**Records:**
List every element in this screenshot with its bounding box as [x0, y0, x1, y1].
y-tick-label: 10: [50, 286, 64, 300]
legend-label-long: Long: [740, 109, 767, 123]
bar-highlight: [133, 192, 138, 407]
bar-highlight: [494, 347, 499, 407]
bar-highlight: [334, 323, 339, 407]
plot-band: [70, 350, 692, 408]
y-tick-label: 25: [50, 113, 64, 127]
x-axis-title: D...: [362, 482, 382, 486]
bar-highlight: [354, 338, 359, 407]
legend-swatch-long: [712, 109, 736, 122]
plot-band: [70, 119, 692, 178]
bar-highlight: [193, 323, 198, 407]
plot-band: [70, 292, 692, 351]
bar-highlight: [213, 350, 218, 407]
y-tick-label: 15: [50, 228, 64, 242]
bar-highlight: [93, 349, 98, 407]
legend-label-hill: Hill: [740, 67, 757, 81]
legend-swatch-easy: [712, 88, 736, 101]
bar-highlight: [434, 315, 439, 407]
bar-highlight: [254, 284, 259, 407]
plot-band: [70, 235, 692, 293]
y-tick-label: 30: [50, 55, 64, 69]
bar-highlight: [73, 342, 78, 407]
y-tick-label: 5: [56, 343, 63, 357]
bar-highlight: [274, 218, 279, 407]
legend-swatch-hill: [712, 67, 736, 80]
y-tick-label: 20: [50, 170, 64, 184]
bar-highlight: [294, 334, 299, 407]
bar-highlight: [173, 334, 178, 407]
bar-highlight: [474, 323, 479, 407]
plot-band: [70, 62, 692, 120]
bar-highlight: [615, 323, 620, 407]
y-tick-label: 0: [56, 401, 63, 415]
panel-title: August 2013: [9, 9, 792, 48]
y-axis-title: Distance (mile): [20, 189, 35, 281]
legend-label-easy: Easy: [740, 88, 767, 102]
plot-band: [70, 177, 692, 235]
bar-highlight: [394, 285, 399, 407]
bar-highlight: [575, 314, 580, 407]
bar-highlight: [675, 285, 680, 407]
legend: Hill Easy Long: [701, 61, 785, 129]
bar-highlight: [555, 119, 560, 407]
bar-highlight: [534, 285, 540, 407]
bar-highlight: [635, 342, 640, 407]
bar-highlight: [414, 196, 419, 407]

**EXERCISE REQUIREMENTS:** Reproduce the material line for line, starting at its first line and ending at the line containing "legend-swatch-long: [712, 109, 736, 122]". Include both of those lines.

**THE REPLY:**
List every element in this screenshot with its bounding box as [x0, y0, x1, y1].
y-tick-label: 10: [50, 286, 64, 300]
legend-label-long: Long: [740, 109, 767, 123]
bar-highlight: [133, 192, 138, 407]
bar-highlight: [494, 347, 499, 407]
bar-highlight: [334, 323, 339, 407]
plot-band: [70, 350, 692, 408]
y-tick-label: 25: [50, 113, 64, 127]
x-axis-title: D...: [362, 482, 382, 486]
bar-highlight: [354, 338, 359, 407]
legend-swatch-long: [712, 109, 736, 122]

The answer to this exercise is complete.